• Work required: Write out the material again exactly, please, and omit the pictures.

#### Dataset content ####

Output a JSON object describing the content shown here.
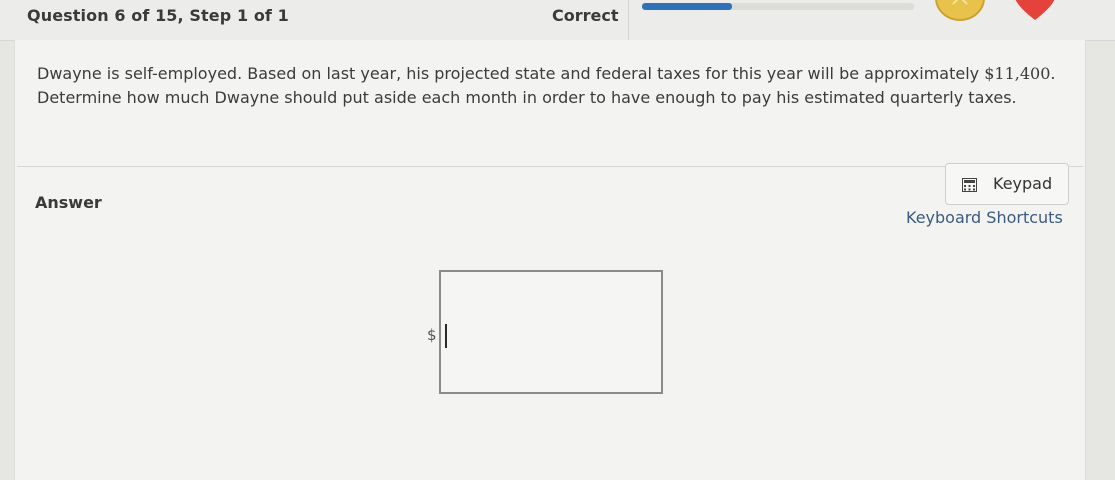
{
  "header": {
    "question_label": "Question 6 of 15, Step 1 of 1",
    "status": "Correct",
    "progress_fraction": 0.33,
    "colors": {
      "progress": "#2e73b7",
      "medal": "#e8c24a",
      "heart": "#e3433b"
    }
  },
  "question": {
    "text_before_amount": "Dwayne is self-employed. Based on last year, his projected state and federal taxes for this year will be approximately ",
    "amount": "$11,400.",
    "text_second_line": "Determine how much Dwayne should put aside each month in order to have enough to pay his estimated quarterly taxes."
  },
  "answer": {
    "label": "Answer",
    "currency_prefix": "$",
    "input_value": ""
  },
  "tools": {
    "keypad_label": "Keypad",
    "keypad_icon": "calculator-icon",
    "shortcuts_label": "Keyboard Shortcuts"
  }
}
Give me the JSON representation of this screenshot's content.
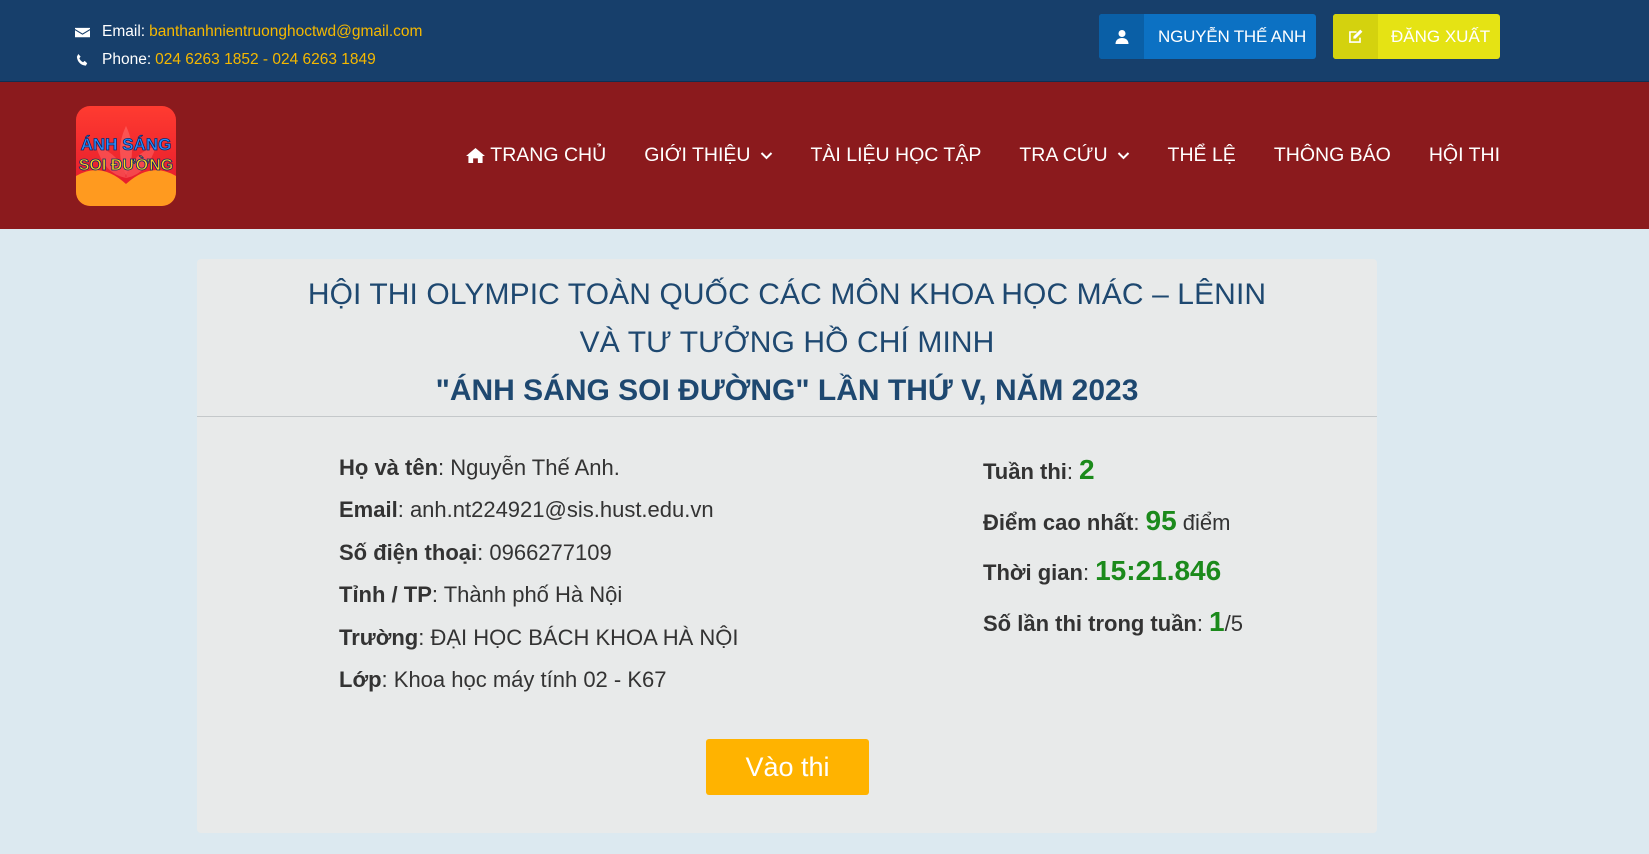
{
  "topbar": {
    "email_label": "Email:",
    "email_value": "banthanhnientruonghoctwd@gmail.com",
    "phone_label": "Phone:",
    "phone_value": "024 6263 1852 - 024 6263 1849",
    "user_button": "NGUYỄN THẾ ANH",
    "logout_button": "ĐĂNG XUẤT"
  },
  "logo": {
    "line1": "ÁNH SÁNG",
    "line2": "SOI ĐƯỜNG"
  },
  "nav": {
    "items": [
      {
        "label": "TRANG CHỦ"
      },
      {
        "label": "GIỚI THIỆU"
      },
      {
        "label": "TÀI LIỆU HỌC TẬP"
      },
      {
        "label": "TRA CỨU"
      },
      {
        "label": "THỂ LỆ"
      },
      {
        "label": "THÔNG BÁO"
      },
      {
        "label": "HỘI THI"
      }
    ]
  },
  "contest": {
    "title_line1": "HỘI THI OLYMPIC TOÀN QUỐC CÁC MÔN KHOA HỌC MÁC – LÊNIN",
    "title_line2": "VÀ TƯ TƯỞNG HỒ CHÍ MINH",
    "title_line3": "\"ÁNH SÁNG SOI ĐƯỜNG\" LẦN THỨ V, NĂM 2023"
  },
  "profile": {
    "name_label": "Họ và tên",
    "name": "Nguyễn Thế Anh.",
    "email_label": "Email",
    "email": "anh.nt224921@sis.hust.edu.vn",
    "phone_label": "Số điện thoại",
    "phone": "0966277109",
    "province_label": "Tỉnh / TP",
    "province": "Thành phố Hà Nội",
    "school_label": "Trường",
    "school": "ĐẠI HỌC BÁCH KHOA HÀ NỘI",
    "class_label": "Lớp",
    "class": "Khoa học máy tính 02 - K67"
  },
  "stats": {
    "week_label": "Tuần thi",
    "week": "2",
    "score_label": "Điểm cao nhất",
    "score": "95",
    "score_unit": "điểm",
    "time_label": "Thời gian",
    "time": "15:21.846",
    "attempts_label": "Số lần thi trong tuần",
    "attempts": "1",
    "attempts_max": "/5"
  },
  "actions": {
    "start_button": "Vào thi"
  },
  "colors": {
    "topbar": "#173f6b",
    "navbar": "#8b1a1d",
    "accent_yellow": "#f5b800",
    "stat_green": "#1b8a1b",
    "start_button": "#ffb300"
  }
}
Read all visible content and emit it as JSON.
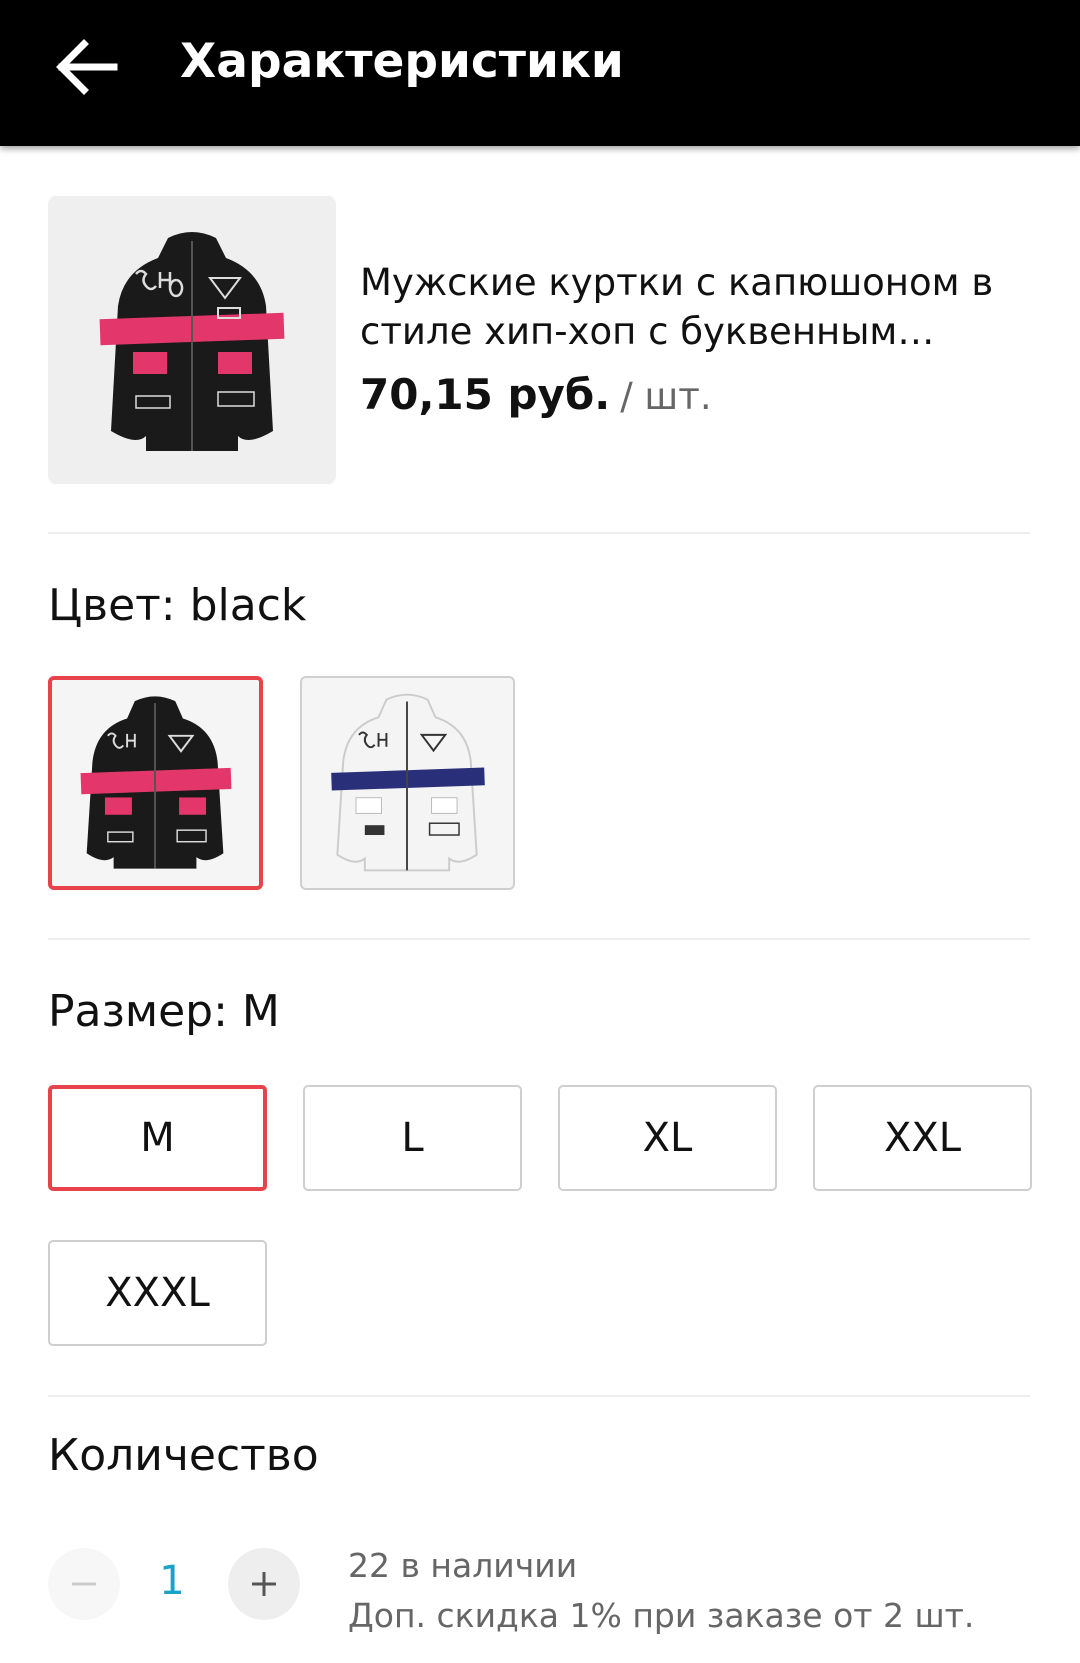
{
  "header": {
    "title": "Характеристики",
    "back_icon": "arrow-left-icon"
  },
  "product": {
    "title": "Мужские куртки с капюшоном в стиле хип-хоп с буквенным принтом",
    "price": "70,15 руб.",
    "unit": "/ шт."
  },
  "color": {
    "label": "Цвет: black",
    "options": [
      {
        "name": "black",
        "selected": true,
        "body": "#1a1a1a",
        "stripe": "#e3366b"
      },
      {
        "name": "white",
        "selected": false,
        "body": "#f2f2f2",
        "stripe": "#2a2f7a"
      }
    ],
    "accent": "#e8434a"
  },
  "size": {
    "label": "Размер: M",
    "options": [
      "M",
      "L",
      "XL",
      "XXL",
      "XXXL"
    ],
    "selected": "M"
  },
  "quantity": {
    "label": "Количество",
    "value": "1",
    "minus_icon": "minus-icon",
    "plus_icon": "plus-icon",
    "stock": "22 в наличии",
    "discount": "Доп. скидка 1% при заказе от 2 шт."
  }
}
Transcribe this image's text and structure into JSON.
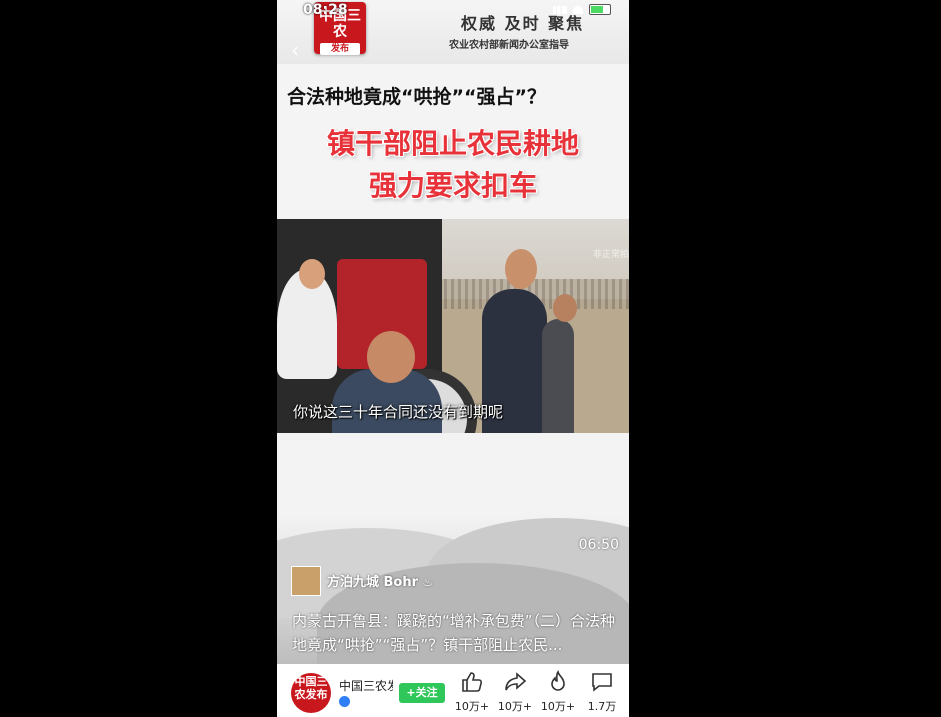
{
  "status": {
    "time": "08:28"
  },
  "header": {
    "logo_line1": "中国三农",
    "logo_line2": "发布",
    "slogan": "权威 及时 聚焦",
    "guide": "农业农村部新闻办公室指导"
  },
  "title": {
    "question": "合法种地竟成“哄抢”“强占”？",
    "red_line1": "镇干部阻止农民耕地",
    "red_line2": "强力要求扣车"
  },
  "video": {
    "watermark": "非正常拍",
    "subtitle": "你说这三十年合同还没有到期呢",
    "duration": "06:50"
  },
  "author": {
    "name": "方泊九城 Bohr"
  },
  "description": "内蒙古开鲁县：蹊跷的“增补承包费”（二）合法种地竟成“哄抢”“强占”？镇干部阻止农民...",
  "bottom_bar": {
    "avatar_text": "中国三农发布",
    "account_name": "中国三农发",
    "follow_label": "+关注",
    "actions": [
      {
        "icon": "thumbs-up-icon",
        "count": "10万+"
      },
      {
        "icon": "share-icon",
        "count": "10万+"
      },
      {
        "icon": "flame-icon",
        "count": "10万+"
      },
      {
        "icon": "comment-icon",
        "count": "1.7万"
      }
    ]
  }
}
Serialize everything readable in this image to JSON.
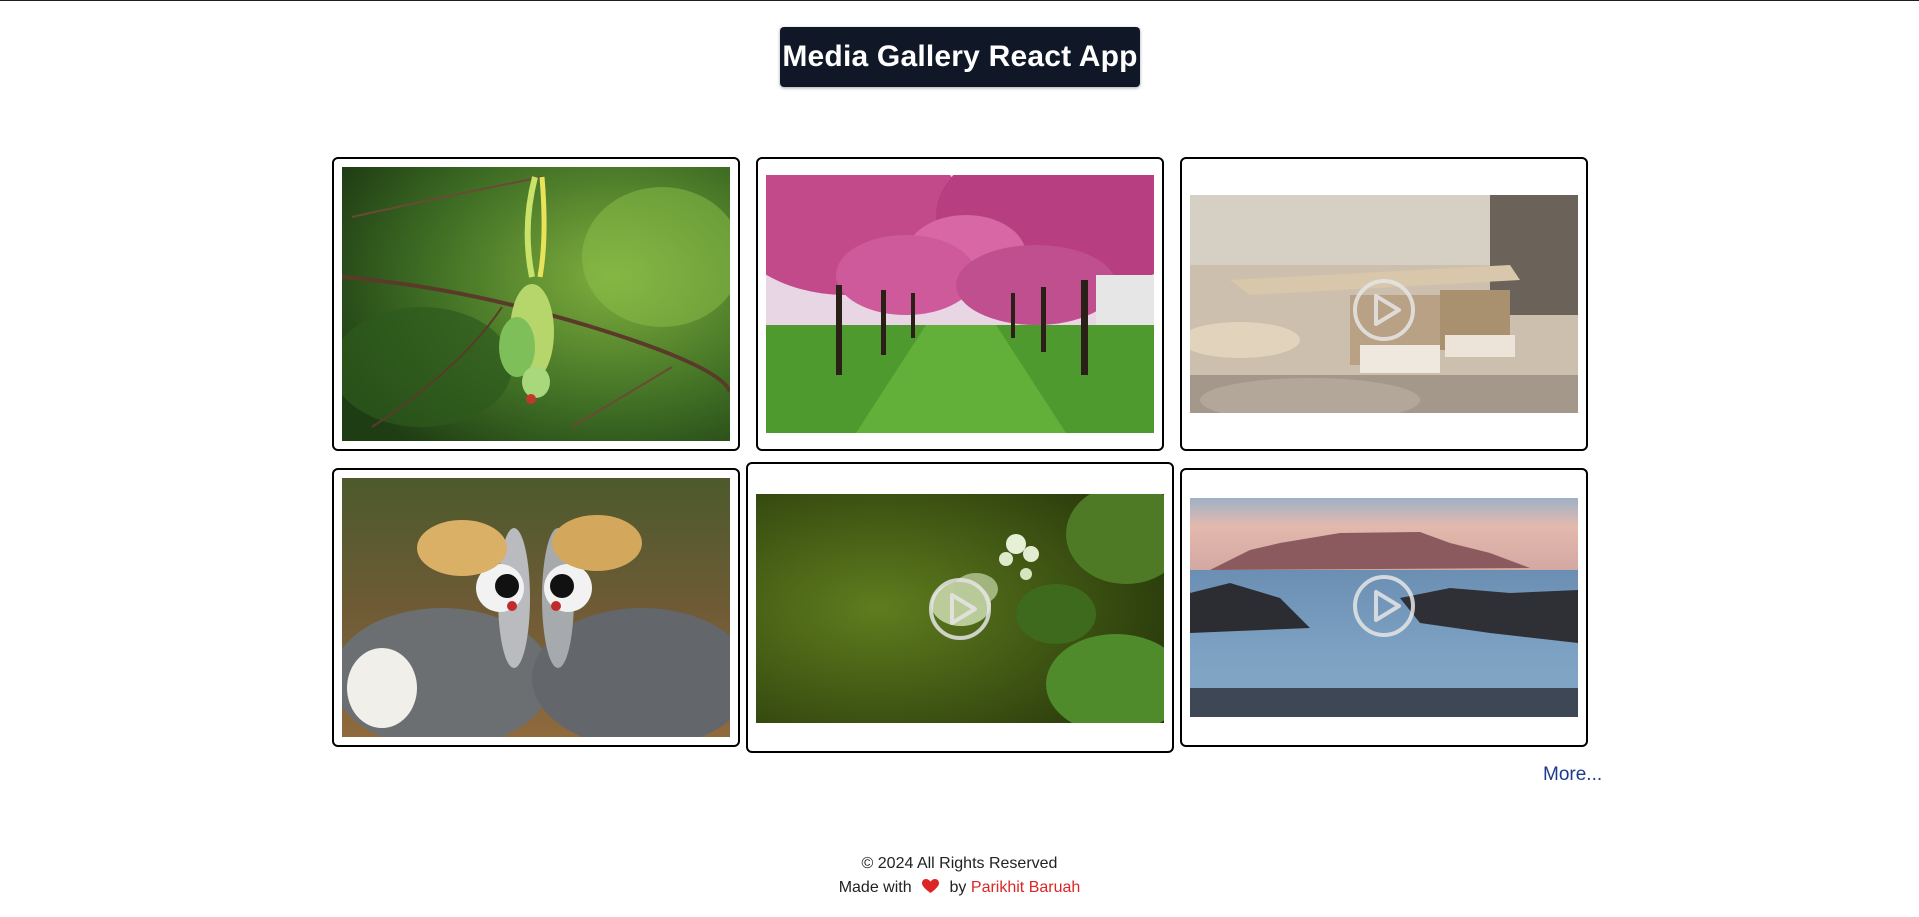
{
  "header": {
    "title": "Media Gallery React App"
  },
  "gallery": {
    "items": [
      {
        "type": "image",
        "subject": "parrot-on-branch"
      },
      {
        "type": "image",
        "subject": "cherry-blossom-avenue"
      },
      {
        "type": "video",
        "subject": "cafe-tables-and-chairs",
        "icon": "play-icon"
      },
      {
        "type": "image",
        "subject": "crowned-cranes"
      },
      {
        "type": "video",
        "subject": "butterfly-on-flowers",
        "icon": "play-icon"
      },
      {
        "type": "video",
        "subject": "table-mountain-coast",
        "icon": "play-icon"
      }
    ],
    "more_label": "More..."
  },
  "footer": {
    "copyright": "© 2024 All Rights Reserved",
    "made_with": "Made with",
    "heart_icon": "heart-icon",
    "by": "by",
    "author": "Parikhit Baruah",
    "author_color": "#dc2626"
  }
}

####

• Result below:
Output a JSON object describing the content shown here.
{
  "header": {
    "question_label": "Question 6 of 15, Step 1 of 1",
    "status": "Correct",
    "progress_fraction": 0.33,
    "colors": {
      "progress": "#2e73b7",
      "medal": "#e8c24a",
      "heart": "#e3433b"
    }
  },
  "question": {
    "text_before_amount": "Dwayne is self-employed. Based on last year, his projected state and federal taxes for this year will be approximately ",
    "amount": "$11,400.",
    "text_second_line": "Determine how much Dwayne should put aside each month in order to have enough to pay his estimated quarterly taxes."
  },
  "answer": {
    "label": "Answer",
    "currency_prefix": "$",
    "input_value": ""
  },
  "tools": {
    "keypad_label": "Keypad",
    "keypad_icon": "calculator-icon",
    "shortcuts_label": "Keyboard Shortcuts"
  }
}
Give me the JSON representation of this screenshot's content.
{
  "topbar": {
    "email_label": "Email:",
    "email_value": "banthanhnientruonghoctwd@gmail.com",
    "phone_label": "Phone:",
    "phone_value": "024 6263 1852 - 024 6263 1849",
    "user_button": "NGUYỄN THẾ ANH",
    "logout_button": "ĐĂNG XUẤT"
  },
  "logo": {
    "line1": "ÁNH SÁNG",
    "line2": "SOI ĐƯỜNG"
  },
  "nav": {
    "items": [
      {
        "label": "TRANG CHỦ"
      },
      {
        "label": "GIỚI THIỆU"
      },
      {
        "label": "TÀI LIỆU HỌC TẬP"
      },
      {
        "label": "TRA CỨU"
      },
      {
        "label": "THỂ LỆ"
      },
      {
        "label": "THÔNG BÁO"
      },
      {
        "label": "HỘI THI"
      }
    ]
  },
  "contest": {
    "title_line1": "HỘI THI OLYMPIC TOÀN QUỐC CÁC MÔN KHOA HỌC MÁC – LÊNIN",
    "title_line2": "VÀ TƯ TƯỞNG HỒ CHÍ MINH",
    "title_line3": "\"ÁNH SÁNG SOI ĐƯỜNG\" LẦN THỨ V, NĂM 2023"
  },
  "profile": {
    "name_label": "Họ và tên",
    "name": "Nguyễn Thế Anh.",
    "email_label": "Email",
    "email": "anh.nt224921@sis.hust.edu.vn",
    "phone_label": "Số điện thoại",
    "phone": "0966277109",
    "province_label": "Tỉnh / TP",
    "province": "Thành phố Hà Nội",
    "school_label": "Trường",
    "school": "ĐẠI HỌC BÁCH KHOA HÀ NỘI",
    "class_label": "Lớp",
    "class": "Khoa học máy tính 02 - K67"
  },
  "stats": {
    "week_label": "Tuần thi",
    "week": "2",
    "score_label": "Điểm cao nhất",
    "score": "95",
    "score_unit": "điểm",
    "time_label": "Thời gian",
    "time": "15:21.846",
    "attempts_label": "Số lần thi trong tuần",
    "attempts": "1",
    "attempts_max": "/5"
  },
  "actions": {
    "start_button": "Vào thi"
  },
  "colors": {
    "topbar": "#173f6b",
    "navbar": "#8b1a1d",
    "accent_yellow": "#f5b800",
    "stat_green": "#1b8a1b",
    "start_button": "#ffb300"
  }
}
Read all visible content and emit it as JSON.
{
  "header": {
    "title": "Характеристики",
    "back_icon": "arrow-left-icon"
  },
  "product": {
    "title": "Мужские куртки с капюшоном в стиле хип-хоп с буквенным принтом",
    "price": "70,15 руб.",
    "unit": "/ шт."
  },
  "color": {
    "label": "Цвет: black",
    "options": [
      {
        "name": "black",
        "selected": true,
        "body": "#1a1a1a",
        "stripe": "#e3366b"
      },
      {
        "name": "white",
        "selected": false,
        "body": "#f2f2f2",
        "stripe": "#2a2f7a"
      }
    ],
    "accent": "#e8434a"
  },
  "size": {
    "label": "Размер: M",
    "options": [
      "M",
      "L",
      "XL",
      "XXL",
      "XXXL"
    ],
    "selected": "M"
  },
  "quantity": {
    "label": "Количество",
    "value": "1",
    "minus_icon": "minus-icon",
    "plus_icon": "plus-icon",
    "stock": "22 в наличии",
    "discount": "Доп. скидка 1% при заказе от 2 шт."
  }
}
Transcribe this image's text and structure into JSON.
{
  "status": {
    "time": "08:28"
  },
  "header": {
    "logo_line1": "中国三农",
    "logo_line2": "发布",
    "slogan": "权威 及时 聚焦",
    "guide": "农业农村部新闻办公室指导"
  },
  "title": {
    "question": "合法种地竟成“哄抢”“强占”？",
    "red_line1": "镇干部阻止农民耕地",
    "red_line2": "强力要求扣车"
  },
  "video": {
    "watermark": "非正常拍",
    "subtitle": "你说这三十年合同还没有到期呢",
    "duration": "06:50"
  },
  "author": {
    "name": "方泊九城 Bohr"
  },
  "description": "内蒙古开鲁县：蹊跷的“增补承包费”（二）合法种地竟成“哄抢”“强占”？镇干部阻止农民...",
  "bottom_bar": {
    "avatar_text": "中国三农发布",
    "account_name": "中国三农发",
    "follow_label": "+关注",
    "actions": [
      {
        "icon": "thumbs-up-icon",
        "count": "10万+"
      },
      {
        "icon": "share-icon",
        "count": "10万+"
      },
      {
        "icon": "flame-icon",
        "count": "10万+"
      },
      {
        "icon": "comment-icon",
        "count": "1.7万"
      }
    ]
  }
}
Serialize everything readable in this image to JSON.
{
  "header": {
    "title": "Media Gallery React App"
  },
  "gallery": {
    "items": [
      {
        "type": "image",
        "subject": "parrot-on-branch"
      },
      {
        "type": "image",
        "subject": "cherry-blossom-avenue"
      },
      {
        "type": "video",
        "subject": "cafe-tables-and-chairs",
        "icon": "play-icon"
      },
      {
        "type": "image",
        "subject": "crowned-cranes"
      },
      {
        "type": "video",
        "subject": "butterfly-on-flowers",
        "icon": "play-icon"
      },
      {
        "type": "video",
        "subject": "table-mountain-coast",
        "icon": "play-icon"
      }
    ],
    "more_label": "More..."
  },
  "footer": {
    "copyright": "© 2024 All Rights Reserved",
    "made_with": "Made with",
    "heart_icon": "heart-icon",
    "by": "by",
    "author": "Parikhit Baruah",
    "author_color": "#dc2626"
  }
}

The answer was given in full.